RECORDS PROVIDED »
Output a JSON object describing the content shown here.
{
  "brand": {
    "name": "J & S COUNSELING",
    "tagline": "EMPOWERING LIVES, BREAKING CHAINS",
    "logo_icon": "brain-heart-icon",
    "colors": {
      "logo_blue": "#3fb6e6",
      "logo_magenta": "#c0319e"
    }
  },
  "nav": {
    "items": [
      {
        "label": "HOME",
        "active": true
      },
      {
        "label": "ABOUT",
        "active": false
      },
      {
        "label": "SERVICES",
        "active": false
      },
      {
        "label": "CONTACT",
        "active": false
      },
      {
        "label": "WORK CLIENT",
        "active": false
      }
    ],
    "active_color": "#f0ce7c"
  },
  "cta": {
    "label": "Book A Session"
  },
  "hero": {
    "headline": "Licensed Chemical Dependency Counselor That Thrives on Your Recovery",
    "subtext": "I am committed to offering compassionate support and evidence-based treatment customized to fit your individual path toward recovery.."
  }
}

WHAT YOU WILL DO »
Please reproduce each line exactly as written.

EXERCISE RESULT »
Output a JSON object describing the content shown here.
{
  "brand": {
    "name": "J & S COUNSELING",
    "tagline": "EMPOWERING LIVES, BREAKING CHAINS",
    "logo_icon": "brain-heart-icon",
    "colors": {
      "logo_blue": "#3fb6e6",
      "logo_magenta": "#c0319e"
    }
  },
  "nav": {
    "items": [
      {
        "label": "HOME",
        "active": true
      },
      {
        "label": "ABOUT",
        "active": false
      },
      {
        "label": "SERVICES",
        "active": false
      },
      {
        "label": "CONTACT",
        "active": false
      },
      {
        "label": "WORK CLIENT",
        "active": false
      }
    ],
    "active_color": "#f0ce7c"
  },
  "cta": {
    "label": "Book A Session"
  },
  "hero": {
    "headline": "Licensed Chemical Dependency Counselor That Thrives on Your Recovery",
    "subtext": "I am committed to offering compassionate support and evidence-based treatment customized to fit your individual path toward recovery.."
  }
}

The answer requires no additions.